## DATA FOR PROCESSING
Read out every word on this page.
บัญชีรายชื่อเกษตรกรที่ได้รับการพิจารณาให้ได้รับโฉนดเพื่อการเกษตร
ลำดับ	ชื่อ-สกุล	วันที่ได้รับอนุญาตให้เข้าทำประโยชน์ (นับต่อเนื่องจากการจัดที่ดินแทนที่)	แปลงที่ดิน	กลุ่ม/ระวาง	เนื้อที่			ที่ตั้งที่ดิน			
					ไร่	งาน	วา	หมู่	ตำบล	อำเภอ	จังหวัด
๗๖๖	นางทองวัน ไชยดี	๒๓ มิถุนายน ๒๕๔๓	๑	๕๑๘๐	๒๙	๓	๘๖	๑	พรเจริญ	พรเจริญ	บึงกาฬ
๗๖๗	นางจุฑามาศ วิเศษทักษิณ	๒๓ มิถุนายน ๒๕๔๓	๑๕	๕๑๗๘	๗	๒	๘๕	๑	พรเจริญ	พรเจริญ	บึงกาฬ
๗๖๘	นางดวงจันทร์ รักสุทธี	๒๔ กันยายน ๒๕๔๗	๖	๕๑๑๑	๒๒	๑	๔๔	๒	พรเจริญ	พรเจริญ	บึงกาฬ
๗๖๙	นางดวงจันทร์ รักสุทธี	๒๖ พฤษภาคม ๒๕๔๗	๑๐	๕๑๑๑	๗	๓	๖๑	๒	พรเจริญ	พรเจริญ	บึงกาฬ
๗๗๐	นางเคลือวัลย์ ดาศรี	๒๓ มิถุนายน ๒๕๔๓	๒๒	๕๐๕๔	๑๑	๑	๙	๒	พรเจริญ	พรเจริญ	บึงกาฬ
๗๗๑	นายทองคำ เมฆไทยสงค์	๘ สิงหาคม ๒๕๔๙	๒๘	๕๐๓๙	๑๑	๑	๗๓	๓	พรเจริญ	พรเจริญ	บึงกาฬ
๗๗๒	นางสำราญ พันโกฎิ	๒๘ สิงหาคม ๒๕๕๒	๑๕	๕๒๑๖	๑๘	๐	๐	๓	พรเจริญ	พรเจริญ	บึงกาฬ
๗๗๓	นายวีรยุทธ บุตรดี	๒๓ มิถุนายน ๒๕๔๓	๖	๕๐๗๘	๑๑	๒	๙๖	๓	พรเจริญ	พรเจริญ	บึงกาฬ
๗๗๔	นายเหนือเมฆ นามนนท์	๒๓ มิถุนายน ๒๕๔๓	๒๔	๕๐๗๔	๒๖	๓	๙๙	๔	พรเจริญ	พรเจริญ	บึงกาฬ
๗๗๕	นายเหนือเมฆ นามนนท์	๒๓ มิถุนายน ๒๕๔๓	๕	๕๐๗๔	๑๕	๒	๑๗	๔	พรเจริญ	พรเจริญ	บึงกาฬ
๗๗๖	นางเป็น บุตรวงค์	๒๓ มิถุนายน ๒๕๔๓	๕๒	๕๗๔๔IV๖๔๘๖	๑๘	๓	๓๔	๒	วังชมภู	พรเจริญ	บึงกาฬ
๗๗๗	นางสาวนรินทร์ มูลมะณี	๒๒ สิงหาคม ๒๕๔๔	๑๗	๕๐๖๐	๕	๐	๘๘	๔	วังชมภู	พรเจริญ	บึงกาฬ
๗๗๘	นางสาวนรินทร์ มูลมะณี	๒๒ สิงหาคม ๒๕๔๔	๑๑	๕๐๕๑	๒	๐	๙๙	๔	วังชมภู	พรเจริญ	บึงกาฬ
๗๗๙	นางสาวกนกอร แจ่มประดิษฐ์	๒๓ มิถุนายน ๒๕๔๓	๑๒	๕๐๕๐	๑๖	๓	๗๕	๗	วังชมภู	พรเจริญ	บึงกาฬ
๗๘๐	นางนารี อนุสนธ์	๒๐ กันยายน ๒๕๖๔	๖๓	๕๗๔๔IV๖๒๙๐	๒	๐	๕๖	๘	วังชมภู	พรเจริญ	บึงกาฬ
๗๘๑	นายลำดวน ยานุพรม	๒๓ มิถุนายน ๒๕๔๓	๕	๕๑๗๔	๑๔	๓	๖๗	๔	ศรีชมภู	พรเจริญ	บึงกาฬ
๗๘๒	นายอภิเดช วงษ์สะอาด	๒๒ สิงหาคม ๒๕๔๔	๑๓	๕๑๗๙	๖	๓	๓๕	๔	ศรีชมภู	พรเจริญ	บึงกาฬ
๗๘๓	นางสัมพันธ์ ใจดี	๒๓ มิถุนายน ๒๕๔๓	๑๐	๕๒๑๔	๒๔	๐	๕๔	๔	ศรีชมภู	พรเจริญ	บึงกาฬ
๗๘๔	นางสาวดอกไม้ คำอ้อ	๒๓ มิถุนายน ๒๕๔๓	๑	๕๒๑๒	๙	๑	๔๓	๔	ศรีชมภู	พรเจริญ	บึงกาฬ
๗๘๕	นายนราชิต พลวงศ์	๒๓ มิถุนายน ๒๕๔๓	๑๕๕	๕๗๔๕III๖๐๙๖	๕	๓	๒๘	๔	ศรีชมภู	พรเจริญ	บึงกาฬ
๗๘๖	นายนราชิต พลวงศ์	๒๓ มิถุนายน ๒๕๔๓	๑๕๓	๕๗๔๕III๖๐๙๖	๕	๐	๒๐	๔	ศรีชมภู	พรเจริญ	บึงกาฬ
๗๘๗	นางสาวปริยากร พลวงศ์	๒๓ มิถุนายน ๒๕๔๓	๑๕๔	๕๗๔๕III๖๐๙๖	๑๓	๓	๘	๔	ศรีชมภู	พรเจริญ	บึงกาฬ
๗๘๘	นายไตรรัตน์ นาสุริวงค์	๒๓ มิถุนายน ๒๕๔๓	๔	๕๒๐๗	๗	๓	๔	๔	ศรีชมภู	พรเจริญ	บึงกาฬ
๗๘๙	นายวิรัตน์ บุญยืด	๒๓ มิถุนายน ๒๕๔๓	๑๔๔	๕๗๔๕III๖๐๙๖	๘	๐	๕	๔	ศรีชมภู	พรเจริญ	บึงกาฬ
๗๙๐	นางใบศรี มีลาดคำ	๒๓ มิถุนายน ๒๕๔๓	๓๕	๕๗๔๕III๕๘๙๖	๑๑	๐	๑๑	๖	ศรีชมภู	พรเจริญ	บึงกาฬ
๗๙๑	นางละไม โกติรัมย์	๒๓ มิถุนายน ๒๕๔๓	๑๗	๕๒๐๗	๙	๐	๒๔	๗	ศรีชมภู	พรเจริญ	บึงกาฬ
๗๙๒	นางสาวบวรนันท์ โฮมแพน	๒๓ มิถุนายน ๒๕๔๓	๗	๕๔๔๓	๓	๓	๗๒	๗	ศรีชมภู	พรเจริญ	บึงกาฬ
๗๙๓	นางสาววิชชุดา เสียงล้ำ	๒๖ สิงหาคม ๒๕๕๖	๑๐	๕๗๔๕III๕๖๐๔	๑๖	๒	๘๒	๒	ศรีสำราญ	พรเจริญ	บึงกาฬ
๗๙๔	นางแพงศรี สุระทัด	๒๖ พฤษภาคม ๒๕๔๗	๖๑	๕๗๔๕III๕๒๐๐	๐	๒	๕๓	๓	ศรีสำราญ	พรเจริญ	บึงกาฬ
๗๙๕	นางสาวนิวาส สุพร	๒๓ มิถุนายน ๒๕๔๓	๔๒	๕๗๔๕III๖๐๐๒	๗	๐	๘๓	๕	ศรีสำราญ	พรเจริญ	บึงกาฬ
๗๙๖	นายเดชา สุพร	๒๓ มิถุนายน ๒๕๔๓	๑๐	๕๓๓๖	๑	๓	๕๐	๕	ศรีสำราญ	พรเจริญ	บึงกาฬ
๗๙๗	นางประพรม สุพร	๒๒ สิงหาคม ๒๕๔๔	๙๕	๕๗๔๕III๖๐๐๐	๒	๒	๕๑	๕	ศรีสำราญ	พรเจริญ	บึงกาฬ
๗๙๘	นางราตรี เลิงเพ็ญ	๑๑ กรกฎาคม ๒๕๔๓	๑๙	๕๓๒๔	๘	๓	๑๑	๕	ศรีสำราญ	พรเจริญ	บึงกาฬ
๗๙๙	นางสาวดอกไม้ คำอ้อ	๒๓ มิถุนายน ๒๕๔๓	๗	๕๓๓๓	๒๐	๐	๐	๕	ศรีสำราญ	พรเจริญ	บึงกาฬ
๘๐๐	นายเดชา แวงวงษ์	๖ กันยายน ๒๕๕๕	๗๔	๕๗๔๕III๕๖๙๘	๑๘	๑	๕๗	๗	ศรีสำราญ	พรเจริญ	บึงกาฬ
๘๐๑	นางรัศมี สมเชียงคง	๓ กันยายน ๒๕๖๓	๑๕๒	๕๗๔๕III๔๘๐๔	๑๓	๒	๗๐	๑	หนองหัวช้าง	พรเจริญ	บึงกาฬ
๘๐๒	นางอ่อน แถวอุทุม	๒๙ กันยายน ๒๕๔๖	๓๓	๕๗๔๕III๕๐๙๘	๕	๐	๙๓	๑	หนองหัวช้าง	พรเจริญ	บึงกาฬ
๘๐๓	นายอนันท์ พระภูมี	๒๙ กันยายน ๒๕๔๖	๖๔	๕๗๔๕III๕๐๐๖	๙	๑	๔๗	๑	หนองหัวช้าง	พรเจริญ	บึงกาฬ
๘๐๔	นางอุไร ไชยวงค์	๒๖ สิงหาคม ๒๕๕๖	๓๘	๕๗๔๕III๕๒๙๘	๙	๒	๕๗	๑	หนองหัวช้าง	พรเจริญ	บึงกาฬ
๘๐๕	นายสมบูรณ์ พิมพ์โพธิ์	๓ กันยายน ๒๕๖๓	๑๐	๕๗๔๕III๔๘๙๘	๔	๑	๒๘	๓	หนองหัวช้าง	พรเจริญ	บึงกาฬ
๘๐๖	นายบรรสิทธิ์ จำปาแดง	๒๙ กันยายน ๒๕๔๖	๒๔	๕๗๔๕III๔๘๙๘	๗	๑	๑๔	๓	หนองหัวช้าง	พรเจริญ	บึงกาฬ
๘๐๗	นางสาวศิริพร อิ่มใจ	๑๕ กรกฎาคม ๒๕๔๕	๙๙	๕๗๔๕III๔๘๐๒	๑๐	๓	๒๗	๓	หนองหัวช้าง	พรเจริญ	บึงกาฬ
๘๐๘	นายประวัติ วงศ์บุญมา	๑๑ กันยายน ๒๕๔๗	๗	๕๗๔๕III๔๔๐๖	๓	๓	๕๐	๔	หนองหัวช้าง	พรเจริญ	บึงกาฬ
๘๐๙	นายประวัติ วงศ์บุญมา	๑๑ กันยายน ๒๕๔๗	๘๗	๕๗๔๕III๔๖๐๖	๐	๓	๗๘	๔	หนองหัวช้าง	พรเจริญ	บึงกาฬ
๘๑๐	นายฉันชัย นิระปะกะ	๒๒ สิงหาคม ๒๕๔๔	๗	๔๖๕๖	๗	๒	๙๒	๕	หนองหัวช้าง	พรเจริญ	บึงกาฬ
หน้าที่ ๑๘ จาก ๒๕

## TASK
Filter the entries and copy out every line with the word "นายว".

## SOLUTION TO THIS PROBLEM
๗๗๓	นายวีรยุทธ บุตรดี	๒๓ มิถุนายน ๒๕๔๓	๖	๕๐๗๘	๑๑	๒	๙๖	๓	พรเจริญ	พรเจริญ	บึงกาฬ
๗๘๙	นายวิรัตน์ บุญยืด	๒๓ มิถุนายน ๒๕๔๓	๑๔๔	๕๗๔๕III๖๐๙๖	๘	๐	๕	๔	ศรีชมภู	พรเจริญ	บึงกาฬ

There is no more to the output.